**TASK REQUIREMENTS**
Locate every line in the material below that has the word "fatteners". Copy each of those lines.

(Chart and figure data)
********************

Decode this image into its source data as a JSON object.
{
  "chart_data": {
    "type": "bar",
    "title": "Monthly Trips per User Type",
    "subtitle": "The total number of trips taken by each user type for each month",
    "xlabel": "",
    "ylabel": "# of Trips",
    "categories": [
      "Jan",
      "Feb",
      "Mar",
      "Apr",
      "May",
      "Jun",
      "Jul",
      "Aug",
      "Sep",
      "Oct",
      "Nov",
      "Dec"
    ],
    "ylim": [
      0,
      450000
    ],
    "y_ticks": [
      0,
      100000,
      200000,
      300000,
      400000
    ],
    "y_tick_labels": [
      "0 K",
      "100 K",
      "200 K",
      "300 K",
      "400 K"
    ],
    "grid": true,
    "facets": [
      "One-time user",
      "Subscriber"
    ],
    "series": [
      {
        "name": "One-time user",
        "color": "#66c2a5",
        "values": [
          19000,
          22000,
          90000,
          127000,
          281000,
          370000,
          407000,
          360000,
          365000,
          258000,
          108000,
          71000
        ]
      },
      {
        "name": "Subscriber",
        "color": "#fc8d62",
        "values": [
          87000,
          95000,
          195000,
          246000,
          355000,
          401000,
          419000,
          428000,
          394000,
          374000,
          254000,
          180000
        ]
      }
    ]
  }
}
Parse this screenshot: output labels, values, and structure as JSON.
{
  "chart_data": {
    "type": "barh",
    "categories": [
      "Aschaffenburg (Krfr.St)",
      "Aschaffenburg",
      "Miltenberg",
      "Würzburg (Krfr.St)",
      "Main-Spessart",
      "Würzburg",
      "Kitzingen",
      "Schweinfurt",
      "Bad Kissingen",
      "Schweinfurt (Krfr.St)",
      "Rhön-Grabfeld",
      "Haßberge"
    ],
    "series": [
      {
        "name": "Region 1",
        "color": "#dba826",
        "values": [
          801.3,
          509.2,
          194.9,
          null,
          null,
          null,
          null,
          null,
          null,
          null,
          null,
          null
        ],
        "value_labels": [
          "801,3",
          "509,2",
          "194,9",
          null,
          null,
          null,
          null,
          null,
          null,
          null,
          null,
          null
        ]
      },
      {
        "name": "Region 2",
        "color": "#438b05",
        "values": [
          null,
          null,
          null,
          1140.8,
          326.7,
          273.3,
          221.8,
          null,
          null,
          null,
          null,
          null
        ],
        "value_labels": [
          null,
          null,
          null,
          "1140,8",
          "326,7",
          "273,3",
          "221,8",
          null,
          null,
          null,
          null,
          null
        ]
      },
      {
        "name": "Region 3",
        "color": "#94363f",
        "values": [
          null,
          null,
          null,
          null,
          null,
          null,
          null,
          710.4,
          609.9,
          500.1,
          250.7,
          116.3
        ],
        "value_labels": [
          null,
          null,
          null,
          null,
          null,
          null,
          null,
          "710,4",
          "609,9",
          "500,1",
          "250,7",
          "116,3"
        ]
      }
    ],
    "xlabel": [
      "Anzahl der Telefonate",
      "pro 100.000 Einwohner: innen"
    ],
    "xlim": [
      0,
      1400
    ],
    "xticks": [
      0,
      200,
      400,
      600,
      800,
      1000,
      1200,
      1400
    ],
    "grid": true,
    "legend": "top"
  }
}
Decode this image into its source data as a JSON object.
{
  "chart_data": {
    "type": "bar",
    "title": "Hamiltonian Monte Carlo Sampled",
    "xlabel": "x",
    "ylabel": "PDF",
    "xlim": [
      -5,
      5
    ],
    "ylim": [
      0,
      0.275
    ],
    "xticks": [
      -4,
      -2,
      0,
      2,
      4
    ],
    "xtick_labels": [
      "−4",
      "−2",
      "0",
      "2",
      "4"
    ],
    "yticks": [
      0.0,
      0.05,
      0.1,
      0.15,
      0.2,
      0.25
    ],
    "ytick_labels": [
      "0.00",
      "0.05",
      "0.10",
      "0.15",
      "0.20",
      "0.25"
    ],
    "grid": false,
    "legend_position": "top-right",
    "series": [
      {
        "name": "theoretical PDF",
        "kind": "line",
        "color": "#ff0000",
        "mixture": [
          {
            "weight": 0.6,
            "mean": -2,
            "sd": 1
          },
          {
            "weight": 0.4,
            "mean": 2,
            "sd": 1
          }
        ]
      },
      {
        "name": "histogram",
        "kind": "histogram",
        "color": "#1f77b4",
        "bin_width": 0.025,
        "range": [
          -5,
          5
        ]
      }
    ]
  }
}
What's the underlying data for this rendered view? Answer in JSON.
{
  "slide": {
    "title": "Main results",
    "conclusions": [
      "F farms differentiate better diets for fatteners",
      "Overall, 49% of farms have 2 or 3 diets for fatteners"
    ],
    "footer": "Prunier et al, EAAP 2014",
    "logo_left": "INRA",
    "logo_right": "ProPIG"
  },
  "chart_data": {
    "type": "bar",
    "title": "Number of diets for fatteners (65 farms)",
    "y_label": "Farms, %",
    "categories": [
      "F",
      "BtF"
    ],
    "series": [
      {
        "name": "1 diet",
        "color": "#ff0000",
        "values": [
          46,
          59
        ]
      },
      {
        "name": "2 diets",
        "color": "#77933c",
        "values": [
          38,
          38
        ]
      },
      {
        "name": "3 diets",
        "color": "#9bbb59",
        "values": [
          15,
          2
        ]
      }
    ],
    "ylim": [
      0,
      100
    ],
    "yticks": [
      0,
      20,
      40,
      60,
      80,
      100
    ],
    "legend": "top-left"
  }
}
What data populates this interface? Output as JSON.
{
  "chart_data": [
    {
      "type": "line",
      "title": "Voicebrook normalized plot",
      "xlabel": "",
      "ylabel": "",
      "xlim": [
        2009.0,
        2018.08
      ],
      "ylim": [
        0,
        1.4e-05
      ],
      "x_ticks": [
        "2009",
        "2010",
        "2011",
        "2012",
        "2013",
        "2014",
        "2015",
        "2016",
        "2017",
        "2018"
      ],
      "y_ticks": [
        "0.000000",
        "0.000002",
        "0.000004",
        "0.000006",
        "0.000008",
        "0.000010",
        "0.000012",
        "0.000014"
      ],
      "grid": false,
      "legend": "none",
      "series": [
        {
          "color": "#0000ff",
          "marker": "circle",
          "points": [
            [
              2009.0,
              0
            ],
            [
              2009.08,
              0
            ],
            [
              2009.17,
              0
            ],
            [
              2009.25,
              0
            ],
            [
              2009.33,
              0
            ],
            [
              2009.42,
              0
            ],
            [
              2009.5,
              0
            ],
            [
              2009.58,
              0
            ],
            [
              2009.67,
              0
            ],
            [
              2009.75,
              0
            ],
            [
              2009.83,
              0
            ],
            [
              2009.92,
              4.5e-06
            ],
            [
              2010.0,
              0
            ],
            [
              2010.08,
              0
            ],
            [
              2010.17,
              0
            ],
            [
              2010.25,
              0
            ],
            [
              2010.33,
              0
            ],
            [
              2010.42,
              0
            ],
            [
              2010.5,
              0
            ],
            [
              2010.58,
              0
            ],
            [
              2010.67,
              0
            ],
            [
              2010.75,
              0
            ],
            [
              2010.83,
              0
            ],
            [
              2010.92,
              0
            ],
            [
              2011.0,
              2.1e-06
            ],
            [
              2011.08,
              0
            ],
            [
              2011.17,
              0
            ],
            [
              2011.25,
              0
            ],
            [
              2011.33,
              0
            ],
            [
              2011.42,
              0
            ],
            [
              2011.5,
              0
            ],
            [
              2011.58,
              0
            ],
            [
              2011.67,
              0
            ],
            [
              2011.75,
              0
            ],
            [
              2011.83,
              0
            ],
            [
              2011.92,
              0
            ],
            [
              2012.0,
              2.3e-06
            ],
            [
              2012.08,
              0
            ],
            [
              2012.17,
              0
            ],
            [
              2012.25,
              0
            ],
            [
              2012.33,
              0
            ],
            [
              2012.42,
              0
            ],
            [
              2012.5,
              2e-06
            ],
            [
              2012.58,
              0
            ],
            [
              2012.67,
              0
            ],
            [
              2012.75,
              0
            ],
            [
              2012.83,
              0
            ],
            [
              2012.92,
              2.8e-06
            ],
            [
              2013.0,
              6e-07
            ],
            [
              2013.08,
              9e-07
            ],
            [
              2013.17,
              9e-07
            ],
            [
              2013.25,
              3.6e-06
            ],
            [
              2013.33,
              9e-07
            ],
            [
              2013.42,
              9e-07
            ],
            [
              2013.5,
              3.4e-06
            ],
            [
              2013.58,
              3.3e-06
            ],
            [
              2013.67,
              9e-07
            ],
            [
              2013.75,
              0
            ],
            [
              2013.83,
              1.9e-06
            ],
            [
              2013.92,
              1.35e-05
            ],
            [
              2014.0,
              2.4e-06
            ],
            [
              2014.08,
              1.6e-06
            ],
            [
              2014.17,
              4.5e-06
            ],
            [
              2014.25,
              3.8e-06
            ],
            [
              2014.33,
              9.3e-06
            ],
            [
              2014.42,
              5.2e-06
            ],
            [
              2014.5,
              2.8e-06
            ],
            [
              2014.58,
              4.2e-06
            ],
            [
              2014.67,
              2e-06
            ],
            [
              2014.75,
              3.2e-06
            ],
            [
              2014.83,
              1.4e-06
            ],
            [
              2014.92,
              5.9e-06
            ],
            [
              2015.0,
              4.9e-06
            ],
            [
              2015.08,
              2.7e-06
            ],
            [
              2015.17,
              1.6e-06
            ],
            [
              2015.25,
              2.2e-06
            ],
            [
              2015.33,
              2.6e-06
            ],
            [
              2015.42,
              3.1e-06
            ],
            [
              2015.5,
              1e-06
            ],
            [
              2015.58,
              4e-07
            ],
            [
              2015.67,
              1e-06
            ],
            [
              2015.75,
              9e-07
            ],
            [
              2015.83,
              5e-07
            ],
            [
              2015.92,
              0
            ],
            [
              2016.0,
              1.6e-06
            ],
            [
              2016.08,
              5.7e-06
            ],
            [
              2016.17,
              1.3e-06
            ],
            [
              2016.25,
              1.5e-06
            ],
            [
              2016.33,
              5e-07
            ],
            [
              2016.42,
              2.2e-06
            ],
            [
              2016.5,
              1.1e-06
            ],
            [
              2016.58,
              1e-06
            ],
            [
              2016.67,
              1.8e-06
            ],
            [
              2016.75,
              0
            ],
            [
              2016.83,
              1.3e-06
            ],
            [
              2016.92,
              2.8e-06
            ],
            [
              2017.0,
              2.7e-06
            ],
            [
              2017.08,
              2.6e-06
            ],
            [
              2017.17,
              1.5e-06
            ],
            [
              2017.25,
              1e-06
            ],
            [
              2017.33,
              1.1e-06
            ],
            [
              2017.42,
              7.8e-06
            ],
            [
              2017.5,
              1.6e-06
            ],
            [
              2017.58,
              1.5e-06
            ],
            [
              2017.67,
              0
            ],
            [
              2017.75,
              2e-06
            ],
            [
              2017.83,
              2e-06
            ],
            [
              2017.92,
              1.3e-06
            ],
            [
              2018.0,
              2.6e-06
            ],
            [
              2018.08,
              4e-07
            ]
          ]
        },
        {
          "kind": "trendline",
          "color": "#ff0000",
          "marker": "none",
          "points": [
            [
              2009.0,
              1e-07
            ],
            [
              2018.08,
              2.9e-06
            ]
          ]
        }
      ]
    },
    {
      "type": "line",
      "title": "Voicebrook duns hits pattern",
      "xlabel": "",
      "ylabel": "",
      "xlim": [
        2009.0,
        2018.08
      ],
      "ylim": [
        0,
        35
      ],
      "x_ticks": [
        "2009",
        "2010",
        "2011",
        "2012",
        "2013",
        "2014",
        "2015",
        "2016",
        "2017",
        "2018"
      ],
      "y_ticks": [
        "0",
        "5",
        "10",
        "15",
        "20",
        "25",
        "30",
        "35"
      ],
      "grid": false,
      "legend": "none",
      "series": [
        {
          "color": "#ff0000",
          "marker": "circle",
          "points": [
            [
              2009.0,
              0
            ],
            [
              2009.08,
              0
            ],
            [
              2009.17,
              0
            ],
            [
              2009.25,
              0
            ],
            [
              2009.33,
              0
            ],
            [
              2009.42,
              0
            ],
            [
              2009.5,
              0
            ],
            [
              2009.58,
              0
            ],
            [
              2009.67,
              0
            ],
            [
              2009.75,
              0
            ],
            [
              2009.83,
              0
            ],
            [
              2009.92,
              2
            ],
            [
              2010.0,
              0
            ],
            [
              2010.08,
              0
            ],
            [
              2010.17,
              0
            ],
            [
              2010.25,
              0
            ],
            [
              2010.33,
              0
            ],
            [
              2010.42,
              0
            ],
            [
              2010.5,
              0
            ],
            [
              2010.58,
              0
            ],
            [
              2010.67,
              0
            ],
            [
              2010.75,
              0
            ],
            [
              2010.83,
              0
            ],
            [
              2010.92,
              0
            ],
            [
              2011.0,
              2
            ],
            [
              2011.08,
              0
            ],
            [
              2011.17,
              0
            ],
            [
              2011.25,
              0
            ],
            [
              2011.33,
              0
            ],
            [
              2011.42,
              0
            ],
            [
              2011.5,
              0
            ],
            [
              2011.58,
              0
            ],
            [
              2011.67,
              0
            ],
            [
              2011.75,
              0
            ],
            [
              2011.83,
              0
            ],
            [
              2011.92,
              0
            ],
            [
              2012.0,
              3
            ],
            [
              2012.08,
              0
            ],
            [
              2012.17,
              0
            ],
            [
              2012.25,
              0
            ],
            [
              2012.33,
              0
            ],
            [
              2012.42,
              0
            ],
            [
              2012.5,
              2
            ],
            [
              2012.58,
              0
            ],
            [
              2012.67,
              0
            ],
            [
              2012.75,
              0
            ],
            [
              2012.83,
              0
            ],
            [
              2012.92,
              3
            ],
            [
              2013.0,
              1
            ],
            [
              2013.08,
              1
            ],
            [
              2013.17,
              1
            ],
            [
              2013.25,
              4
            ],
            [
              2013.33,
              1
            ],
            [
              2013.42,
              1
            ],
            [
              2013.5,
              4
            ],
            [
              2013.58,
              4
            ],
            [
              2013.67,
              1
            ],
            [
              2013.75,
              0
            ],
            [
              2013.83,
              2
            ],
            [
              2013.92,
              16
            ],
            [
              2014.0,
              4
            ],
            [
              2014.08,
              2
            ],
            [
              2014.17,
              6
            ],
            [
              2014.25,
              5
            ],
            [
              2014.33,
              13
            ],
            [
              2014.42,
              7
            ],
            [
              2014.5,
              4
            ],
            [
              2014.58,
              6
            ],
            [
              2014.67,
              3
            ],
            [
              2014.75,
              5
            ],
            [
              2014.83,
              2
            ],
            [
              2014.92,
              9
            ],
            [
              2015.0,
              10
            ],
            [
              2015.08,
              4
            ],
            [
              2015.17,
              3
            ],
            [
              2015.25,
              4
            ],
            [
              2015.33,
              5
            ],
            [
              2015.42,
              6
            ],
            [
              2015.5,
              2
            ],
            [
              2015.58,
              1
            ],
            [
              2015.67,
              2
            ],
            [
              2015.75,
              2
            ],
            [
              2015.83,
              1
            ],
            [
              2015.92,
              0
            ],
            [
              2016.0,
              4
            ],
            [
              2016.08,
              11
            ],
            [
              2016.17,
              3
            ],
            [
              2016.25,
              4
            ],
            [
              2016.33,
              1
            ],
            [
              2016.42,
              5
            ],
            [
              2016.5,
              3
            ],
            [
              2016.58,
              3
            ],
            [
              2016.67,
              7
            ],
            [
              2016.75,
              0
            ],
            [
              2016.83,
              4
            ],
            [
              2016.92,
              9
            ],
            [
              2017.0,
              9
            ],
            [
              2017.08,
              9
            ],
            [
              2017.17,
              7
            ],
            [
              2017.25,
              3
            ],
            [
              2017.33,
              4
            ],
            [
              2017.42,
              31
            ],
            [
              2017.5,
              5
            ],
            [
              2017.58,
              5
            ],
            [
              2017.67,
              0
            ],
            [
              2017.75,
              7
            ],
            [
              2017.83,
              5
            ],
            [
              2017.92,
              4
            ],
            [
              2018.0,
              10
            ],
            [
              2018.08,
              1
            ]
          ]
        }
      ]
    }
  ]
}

********************

**WRITTEN RESPONSE**
      "F farms differentiate better diets for fatteners",
      "Overall, 49% of farms have 2 or 3 diets for fatteners"
    "title": "Number of diets for fatteners (65 farms)",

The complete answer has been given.